SUPPLIED RECORDS:
(begin)
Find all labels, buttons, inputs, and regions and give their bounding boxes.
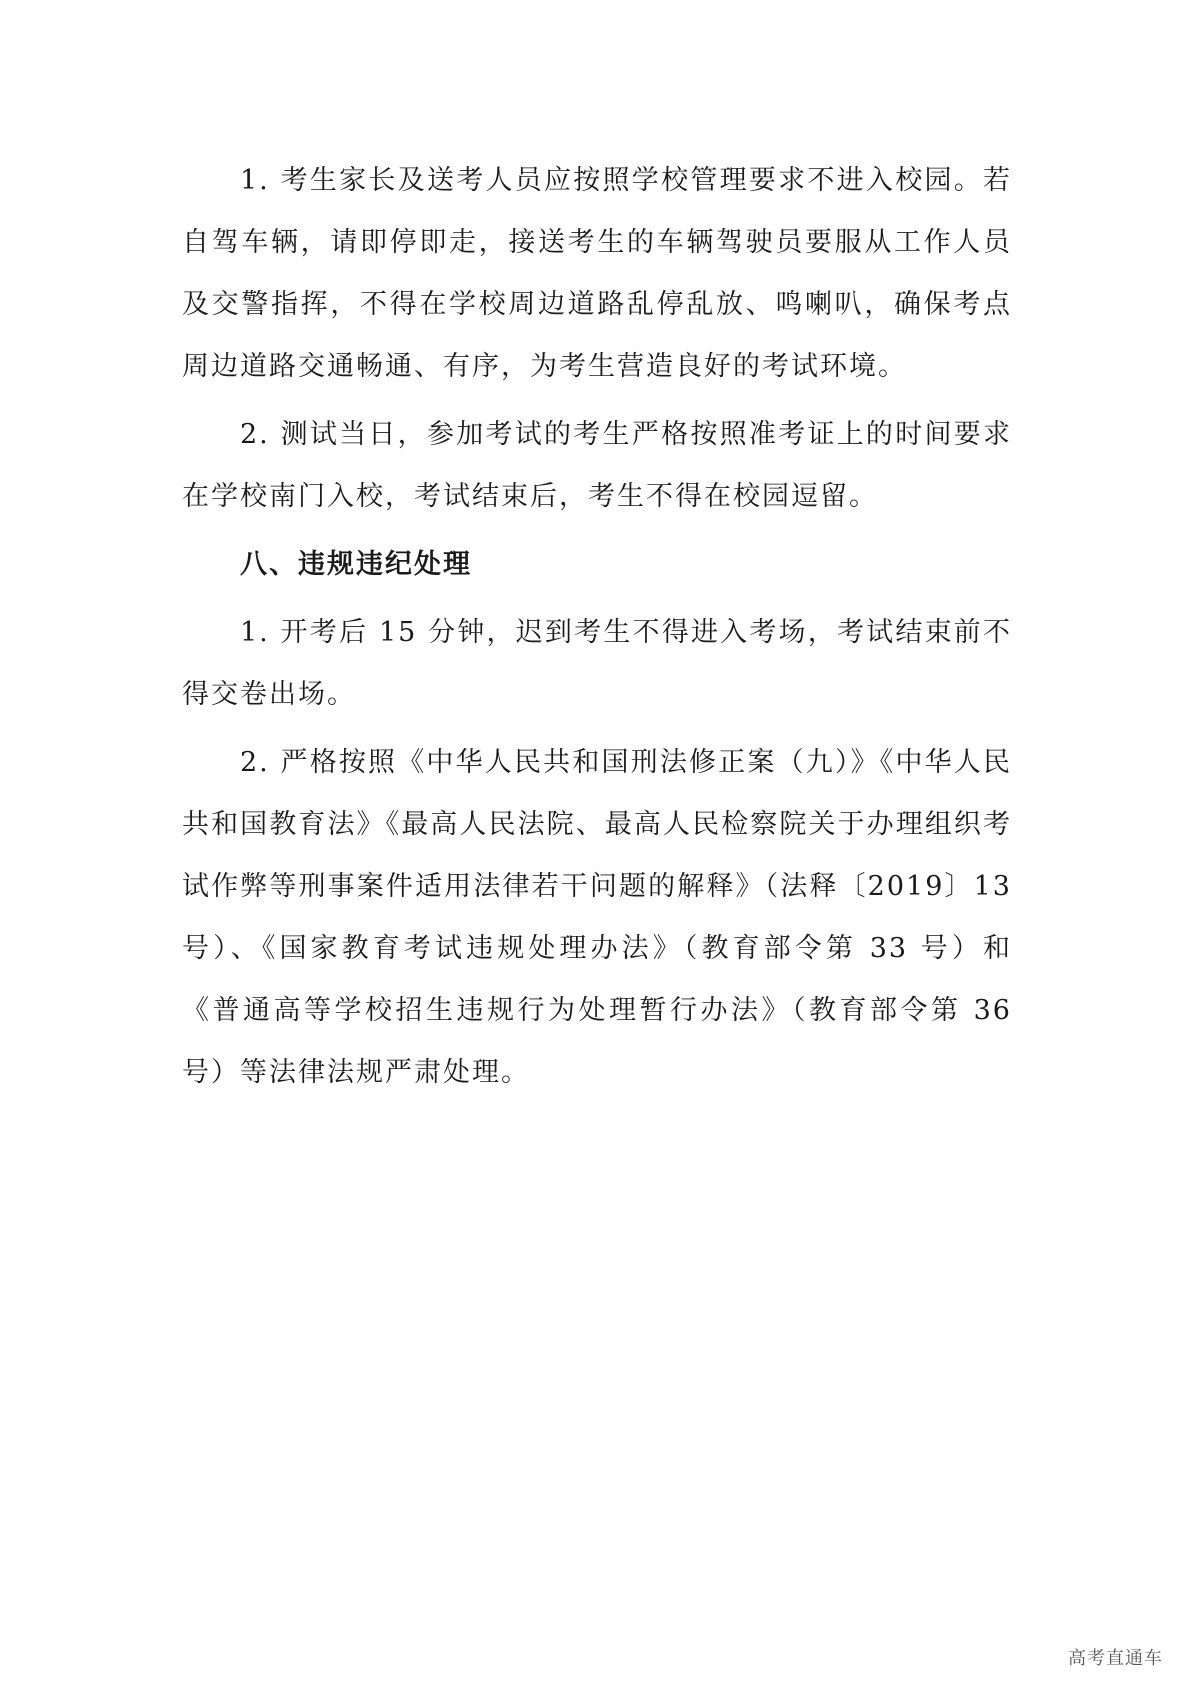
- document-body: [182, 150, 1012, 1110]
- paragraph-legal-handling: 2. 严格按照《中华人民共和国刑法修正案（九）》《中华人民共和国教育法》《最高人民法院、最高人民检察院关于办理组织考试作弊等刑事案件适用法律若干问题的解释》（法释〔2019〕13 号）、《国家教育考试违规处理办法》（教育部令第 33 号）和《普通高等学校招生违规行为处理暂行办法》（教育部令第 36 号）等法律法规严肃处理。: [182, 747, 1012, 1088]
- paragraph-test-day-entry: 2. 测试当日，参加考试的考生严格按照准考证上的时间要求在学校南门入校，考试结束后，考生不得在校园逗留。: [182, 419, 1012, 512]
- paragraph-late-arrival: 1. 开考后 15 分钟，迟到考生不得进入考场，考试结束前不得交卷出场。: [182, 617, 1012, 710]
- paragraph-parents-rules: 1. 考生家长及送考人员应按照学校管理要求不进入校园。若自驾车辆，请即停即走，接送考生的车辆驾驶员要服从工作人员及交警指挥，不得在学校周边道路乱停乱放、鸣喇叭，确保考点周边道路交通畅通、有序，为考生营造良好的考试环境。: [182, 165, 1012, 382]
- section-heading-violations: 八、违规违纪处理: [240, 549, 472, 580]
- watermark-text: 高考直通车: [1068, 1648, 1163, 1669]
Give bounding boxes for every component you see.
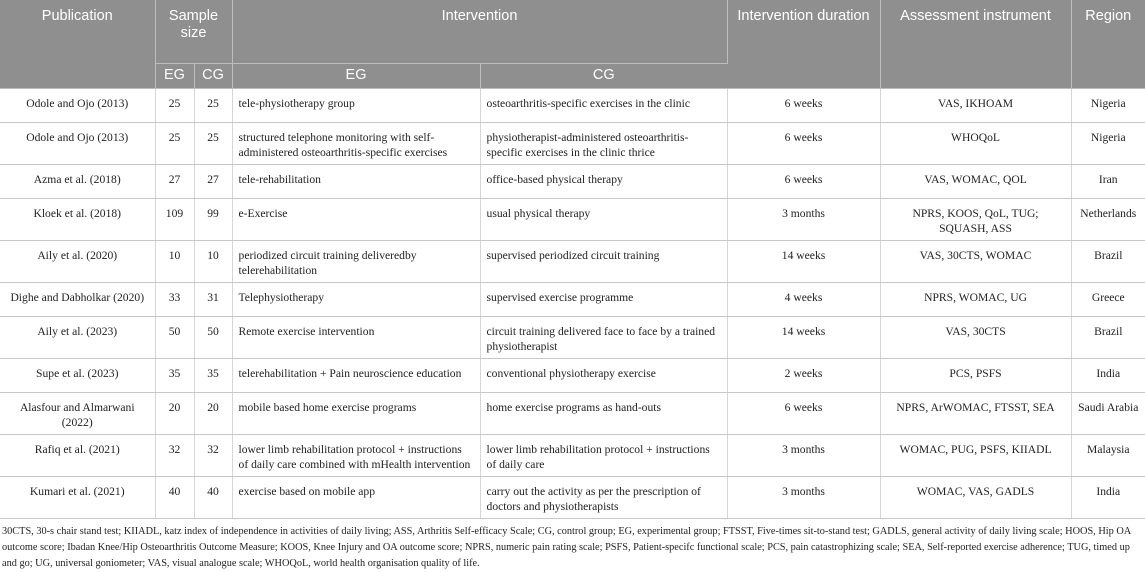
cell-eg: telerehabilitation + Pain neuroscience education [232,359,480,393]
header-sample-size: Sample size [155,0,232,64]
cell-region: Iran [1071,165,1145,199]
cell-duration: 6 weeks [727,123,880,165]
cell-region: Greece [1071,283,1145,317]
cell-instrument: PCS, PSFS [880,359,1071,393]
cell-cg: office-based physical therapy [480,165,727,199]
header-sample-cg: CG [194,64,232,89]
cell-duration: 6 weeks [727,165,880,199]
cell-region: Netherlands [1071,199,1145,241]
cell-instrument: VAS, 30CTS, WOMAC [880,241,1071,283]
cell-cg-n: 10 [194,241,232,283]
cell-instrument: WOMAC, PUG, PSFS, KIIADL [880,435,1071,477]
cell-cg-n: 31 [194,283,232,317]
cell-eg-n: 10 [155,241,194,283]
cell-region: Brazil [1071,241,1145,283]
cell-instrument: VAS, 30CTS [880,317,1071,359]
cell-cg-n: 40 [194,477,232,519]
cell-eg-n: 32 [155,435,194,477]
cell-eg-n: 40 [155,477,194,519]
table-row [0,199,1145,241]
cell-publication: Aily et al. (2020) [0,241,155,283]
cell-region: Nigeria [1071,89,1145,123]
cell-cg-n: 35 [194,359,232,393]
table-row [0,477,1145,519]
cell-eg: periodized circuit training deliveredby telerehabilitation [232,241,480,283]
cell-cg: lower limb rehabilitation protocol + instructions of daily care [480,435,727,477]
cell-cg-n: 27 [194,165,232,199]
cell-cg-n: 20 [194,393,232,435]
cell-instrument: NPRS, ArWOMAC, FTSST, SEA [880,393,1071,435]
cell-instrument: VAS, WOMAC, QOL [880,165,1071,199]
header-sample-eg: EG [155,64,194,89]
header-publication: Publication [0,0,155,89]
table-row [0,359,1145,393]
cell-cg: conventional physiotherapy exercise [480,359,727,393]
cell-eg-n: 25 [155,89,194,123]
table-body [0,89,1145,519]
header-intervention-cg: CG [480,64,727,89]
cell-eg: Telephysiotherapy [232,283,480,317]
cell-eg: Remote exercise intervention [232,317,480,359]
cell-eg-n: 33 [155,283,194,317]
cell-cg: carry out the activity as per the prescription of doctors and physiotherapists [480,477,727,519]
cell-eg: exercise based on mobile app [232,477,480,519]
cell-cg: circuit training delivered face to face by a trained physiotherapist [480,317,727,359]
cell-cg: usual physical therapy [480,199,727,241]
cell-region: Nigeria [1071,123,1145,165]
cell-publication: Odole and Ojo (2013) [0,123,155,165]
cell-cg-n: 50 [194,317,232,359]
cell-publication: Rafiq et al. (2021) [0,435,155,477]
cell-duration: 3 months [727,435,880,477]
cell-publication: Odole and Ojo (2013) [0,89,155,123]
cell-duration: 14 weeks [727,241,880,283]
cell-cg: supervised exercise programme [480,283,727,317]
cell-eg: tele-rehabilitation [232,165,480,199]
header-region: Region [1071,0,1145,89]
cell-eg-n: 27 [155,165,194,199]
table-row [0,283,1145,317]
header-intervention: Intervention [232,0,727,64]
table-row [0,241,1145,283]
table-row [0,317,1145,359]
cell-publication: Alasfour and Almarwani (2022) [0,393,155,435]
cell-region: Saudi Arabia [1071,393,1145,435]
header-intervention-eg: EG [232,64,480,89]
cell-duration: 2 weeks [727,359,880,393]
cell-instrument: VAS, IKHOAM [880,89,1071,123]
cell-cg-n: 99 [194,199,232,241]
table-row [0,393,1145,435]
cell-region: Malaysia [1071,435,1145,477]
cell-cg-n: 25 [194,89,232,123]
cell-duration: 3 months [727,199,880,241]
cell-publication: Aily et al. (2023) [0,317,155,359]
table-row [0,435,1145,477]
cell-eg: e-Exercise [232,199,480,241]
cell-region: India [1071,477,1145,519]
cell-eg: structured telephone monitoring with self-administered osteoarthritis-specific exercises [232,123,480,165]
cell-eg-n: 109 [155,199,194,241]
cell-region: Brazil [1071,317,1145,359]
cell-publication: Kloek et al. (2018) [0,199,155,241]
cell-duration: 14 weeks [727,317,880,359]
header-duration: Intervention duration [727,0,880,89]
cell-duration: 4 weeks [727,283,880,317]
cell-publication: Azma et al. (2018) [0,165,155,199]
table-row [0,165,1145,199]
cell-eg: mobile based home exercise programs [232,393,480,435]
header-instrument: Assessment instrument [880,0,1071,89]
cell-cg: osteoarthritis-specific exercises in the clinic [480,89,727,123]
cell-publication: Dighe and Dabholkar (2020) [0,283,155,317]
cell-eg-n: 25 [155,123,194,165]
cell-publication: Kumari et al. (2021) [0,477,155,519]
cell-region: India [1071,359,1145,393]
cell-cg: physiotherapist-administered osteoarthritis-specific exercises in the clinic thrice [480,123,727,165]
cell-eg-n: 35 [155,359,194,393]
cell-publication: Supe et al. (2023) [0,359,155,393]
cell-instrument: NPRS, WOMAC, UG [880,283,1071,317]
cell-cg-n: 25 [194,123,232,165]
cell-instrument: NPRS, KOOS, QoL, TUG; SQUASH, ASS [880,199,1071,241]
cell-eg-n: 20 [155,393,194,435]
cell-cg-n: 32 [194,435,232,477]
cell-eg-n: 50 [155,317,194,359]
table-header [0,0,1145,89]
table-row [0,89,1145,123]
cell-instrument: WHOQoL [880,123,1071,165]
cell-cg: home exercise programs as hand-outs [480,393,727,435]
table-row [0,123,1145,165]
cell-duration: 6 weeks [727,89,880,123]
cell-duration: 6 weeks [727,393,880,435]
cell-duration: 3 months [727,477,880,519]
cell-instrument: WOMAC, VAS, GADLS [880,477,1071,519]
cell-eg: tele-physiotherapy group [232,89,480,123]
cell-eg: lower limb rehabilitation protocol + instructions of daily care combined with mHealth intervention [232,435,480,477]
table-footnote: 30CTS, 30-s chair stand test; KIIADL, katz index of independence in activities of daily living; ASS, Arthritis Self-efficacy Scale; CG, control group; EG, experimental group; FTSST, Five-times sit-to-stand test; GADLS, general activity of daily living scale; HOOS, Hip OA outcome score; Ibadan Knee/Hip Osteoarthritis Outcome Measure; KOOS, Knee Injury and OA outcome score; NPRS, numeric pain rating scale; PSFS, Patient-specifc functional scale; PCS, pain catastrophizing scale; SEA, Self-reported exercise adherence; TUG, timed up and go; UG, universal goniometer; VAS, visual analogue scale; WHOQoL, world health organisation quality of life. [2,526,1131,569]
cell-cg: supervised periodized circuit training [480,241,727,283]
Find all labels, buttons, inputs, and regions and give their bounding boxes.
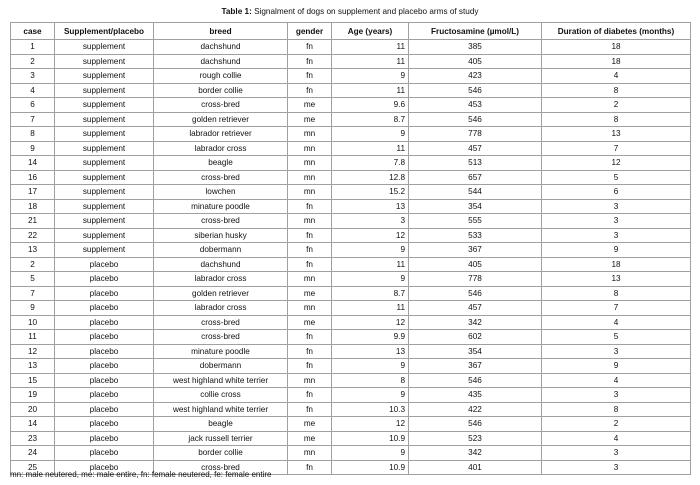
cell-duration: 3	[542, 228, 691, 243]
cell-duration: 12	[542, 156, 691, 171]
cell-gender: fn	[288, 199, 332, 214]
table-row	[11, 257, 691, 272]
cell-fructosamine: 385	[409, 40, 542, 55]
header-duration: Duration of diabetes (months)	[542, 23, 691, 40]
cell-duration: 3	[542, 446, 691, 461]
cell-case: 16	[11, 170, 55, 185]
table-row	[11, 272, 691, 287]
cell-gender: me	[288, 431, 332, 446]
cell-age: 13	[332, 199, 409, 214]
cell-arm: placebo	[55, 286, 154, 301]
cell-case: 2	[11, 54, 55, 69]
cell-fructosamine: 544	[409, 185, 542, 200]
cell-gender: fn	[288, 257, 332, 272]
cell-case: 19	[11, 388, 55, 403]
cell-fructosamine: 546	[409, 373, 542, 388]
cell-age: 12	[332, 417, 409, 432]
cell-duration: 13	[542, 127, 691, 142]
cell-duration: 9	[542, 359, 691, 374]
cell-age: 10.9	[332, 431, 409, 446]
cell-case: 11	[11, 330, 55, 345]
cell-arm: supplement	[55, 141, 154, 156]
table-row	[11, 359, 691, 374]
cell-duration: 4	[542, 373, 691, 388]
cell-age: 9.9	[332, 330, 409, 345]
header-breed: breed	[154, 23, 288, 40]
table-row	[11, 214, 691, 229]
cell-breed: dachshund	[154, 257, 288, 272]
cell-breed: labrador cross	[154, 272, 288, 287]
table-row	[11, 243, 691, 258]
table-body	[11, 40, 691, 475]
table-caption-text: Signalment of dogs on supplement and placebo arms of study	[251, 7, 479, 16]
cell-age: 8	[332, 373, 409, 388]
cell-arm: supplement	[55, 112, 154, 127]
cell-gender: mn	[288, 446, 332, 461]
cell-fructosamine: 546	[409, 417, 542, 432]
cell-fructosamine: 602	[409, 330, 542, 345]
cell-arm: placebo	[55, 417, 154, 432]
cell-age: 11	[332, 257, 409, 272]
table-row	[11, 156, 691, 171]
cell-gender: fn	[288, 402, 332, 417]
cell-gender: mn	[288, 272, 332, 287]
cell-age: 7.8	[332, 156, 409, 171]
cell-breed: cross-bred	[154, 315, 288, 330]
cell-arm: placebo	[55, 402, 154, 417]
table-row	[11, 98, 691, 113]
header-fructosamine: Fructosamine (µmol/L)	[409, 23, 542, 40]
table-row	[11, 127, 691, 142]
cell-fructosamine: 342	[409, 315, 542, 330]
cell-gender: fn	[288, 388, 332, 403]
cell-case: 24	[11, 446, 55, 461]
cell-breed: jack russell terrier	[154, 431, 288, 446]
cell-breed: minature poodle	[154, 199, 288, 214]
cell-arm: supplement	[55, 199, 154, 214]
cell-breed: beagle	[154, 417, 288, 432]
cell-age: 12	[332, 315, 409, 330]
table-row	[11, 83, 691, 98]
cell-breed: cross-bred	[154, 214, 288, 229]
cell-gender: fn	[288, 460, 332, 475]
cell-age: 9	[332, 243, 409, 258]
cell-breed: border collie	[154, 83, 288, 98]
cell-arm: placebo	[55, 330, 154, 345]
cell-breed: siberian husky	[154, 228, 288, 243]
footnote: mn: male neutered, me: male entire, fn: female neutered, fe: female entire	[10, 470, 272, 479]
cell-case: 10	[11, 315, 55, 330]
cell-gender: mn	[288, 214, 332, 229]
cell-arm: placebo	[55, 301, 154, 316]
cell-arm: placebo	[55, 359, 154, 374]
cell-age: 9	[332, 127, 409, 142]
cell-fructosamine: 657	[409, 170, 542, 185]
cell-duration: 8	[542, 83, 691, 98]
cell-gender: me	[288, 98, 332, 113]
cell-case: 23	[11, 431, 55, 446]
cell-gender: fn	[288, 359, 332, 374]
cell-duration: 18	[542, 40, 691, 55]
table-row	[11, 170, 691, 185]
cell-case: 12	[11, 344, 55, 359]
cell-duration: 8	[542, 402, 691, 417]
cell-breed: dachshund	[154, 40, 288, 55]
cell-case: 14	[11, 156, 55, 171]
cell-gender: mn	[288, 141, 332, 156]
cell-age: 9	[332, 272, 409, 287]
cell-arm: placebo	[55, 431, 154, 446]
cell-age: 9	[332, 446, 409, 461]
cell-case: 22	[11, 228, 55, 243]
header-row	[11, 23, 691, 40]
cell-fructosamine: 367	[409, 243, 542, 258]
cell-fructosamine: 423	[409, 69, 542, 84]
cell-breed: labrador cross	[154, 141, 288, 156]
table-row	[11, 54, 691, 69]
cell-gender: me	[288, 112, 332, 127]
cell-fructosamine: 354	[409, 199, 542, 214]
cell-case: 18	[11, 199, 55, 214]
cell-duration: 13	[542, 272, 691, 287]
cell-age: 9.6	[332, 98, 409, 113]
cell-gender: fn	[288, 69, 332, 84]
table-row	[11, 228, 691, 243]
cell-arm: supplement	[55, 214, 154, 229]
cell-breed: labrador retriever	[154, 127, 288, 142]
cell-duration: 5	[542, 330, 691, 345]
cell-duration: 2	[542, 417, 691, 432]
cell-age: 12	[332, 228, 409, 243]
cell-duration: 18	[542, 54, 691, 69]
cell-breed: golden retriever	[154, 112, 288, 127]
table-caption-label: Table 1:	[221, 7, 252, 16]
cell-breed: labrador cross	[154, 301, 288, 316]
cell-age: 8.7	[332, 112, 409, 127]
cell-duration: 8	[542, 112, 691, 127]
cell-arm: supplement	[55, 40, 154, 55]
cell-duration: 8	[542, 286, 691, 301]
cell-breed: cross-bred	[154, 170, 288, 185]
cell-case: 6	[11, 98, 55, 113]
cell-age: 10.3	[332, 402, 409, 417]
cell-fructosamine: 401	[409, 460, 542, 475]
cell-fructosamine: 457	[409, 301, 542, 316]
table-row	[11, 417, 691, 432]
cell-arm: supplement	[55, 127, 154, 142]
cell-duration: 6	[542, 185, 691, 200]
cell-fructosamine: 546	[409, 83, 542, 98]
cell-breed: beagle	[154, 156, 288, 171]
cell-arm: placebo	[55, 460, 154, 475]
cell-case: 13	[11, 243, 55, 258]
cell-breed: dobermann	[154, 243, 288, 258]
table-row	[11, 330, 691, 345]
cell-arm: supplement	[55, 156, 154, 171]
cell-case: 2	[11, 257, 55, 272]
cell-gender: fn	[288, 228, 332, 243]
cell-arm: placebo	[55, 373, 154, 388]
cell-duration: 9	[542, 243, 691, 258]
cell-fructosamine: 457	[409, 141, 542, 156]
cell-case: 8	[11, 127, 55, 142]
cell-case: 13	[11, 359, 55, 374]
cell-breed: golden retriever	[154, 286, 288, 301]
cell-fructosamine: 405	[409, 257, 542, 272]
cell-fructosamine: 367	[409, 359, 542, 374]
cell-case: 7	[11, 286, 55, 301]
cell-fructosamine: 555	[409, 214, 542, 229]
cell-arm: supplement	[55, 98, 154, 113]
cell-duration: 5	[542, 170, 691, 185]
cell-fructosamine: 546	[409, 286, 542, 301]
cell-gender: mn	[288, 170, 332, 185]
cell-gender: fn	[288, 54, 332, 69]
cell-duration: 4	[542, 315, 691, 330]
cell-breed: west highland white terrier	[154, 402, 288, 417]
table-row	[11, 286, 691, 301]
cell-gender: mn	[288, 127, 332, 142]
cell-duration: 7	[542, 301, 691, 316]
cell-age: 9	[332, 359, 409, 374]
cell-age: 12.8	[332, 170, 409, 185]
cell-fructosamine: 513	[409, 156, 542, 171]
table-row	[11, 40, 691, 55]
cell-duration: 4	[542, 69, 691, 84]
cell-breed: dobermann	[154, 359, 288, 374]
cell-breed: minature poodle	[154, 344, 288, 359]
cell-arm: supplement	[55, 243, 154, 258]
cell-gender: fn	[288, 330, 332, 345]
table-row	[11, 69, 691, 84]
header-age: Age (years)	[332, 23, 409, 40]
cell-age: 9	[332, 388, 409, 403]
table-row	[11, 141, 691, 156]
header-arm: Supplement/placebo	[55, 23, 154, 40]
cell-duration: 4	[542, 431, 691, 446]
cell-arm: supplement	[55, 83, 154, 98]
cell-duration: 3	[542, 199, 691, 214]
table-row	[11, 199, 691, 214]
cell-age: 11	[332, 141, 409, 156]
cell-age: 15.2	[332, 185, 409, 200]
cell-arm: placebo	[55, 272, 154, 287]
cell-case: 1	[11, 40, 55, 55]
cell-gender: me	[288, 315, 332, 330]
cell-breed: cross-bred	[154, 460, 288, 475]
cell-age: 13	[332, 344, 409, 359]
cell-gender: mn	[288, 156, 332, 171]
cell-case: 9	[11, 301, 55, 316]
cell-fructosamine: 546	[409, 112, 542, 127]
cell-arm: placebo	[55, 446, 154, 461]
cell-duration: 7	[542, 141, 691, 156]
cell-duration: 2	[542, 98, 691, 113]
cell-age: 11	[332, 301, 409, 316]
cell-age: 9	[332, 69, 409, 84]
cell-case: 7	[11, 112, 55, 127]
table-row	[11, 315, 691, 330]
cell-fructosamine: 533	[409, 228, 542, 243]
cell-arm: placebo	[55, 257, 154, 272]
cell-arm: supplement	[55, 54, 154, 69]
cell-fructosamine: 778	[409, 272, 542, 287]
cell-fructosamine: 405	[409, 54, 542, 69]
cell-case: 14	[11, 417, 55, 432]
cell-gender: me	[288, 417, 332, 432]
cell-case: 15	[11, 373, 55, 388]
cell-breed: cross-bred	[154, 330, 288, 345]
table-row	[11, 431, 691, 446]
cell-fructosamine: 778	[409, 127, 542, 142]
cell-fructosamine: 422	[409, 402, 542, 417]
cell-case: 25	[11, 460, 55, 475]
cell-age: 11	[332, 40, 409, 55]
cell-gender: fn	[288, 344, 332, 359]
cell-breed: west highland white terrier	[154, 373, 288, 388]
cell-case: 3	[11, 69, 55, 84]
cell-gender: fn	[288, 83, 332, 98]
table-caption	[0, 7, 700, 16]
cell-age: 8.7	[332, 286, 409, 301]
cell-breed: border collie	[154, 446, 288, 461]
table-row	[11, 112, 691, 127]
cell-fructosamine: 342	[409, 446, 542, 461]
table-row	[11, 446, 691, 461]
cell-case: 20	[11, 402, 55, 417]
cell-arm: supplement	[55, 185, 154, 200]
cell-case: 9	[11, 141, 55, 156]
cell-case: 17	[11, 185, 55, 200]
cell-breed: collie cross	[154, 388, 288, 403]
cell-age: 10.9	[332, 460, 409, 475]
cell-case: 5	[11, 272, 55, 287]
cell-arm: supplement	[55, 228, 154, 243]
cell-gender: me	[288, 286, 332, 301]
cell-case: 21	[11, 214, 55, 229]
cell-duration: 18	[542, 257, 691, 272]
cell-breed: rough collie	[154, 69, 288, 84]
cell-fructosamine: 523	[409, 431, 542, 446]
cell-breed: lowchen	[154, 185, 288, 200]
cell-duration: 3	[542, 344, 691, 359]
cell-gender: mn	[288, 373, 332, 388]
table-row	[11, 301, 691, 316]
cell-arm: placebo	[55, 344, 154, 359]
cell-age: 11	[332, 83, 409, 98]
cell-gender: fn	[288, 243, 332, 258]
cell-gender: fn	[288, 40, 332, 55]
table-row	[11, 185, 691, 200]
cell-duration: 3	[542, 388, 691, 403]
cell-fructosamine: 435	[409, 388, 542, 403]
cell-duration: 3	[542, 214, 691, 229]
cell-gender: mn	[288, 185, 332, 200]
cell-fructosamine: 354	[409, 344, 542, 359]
(end)
DIRECTIVE:
Pick out every line in the material above that contains the string "minature", and copy each one in full.

FULL RESPONSE:
cell-breed: minature poodle	[154, 199, 288, 214]
cell-breed: minature poodle	[154, 344, 288, 359]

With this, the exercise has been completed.